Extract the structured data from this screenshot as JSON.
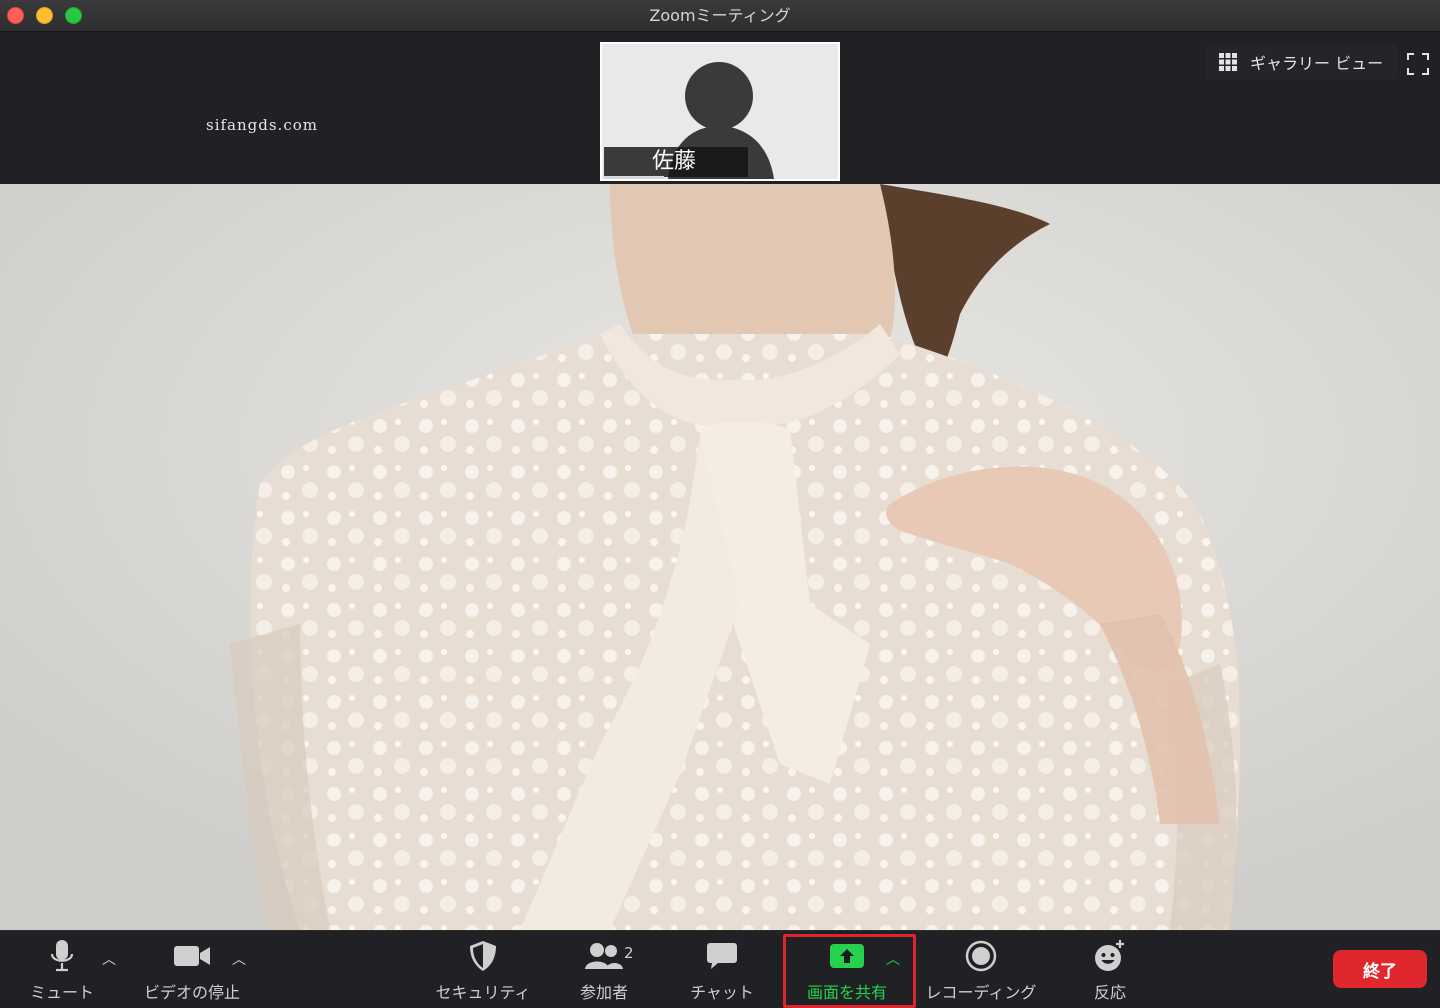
{
  "window": {
    "title": "Zoomミーティング"
  },
  "watermark": "sifangds.com",
  "thumbnail": {
    "participant_name": "佐藤"
  },
  "view": {
    "gallery_label": "ギャラリー ビュー"
  },
  "toolbar": {
    "mute_label": "ミュート",
    "video_label": "ビデオの停止",
    "security_label": "セキュリティ",
    "participants_label": "参加者",
    "participants_count": "2",
    "chat_label": "チャット",
    "share_label": "画面を共有",
    "recording_label": "レコーディング",
    "reactions_label": "反応",
    "end_label": "終了"
  },
  "colors": {
    "accent_green": "#26d24d",
    "highlight_red": "#e0232d",
    "end_red": "#e0272e"
  }
}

Work to complete —
Output the material word for word, omitting its pictures.

Output for this task —
Extract the structured data from this screenshot as JSON.
{
  "window": {
    "title": "Zoomミーティング"
  },
  "watermark": "sifangds.com",
  "thumbnail": {
    "participant_name": "佐藤"
  },
  "view": {
    "gallery_label": "ギャラリー ビュー"
  },
  "toolbar": {
    "mute_label": "ミュート",
    "video_label": "ビデオの停止",
    "security_label": "セキュリティ",
    "participants_label": "参加者",
    "participants_count": "2",
    "chat_label": "チャット",
    "share_label": "画面を共有",
    "recording_label": "レコーディング",
    "reactions_label": "反応",
    "end_label": "終了"
  },
  "colors": {
    "accent_green": "#26d24d",
    "highlight_red": "#e0232d",
    "end_red": "#e0272e"
  }
}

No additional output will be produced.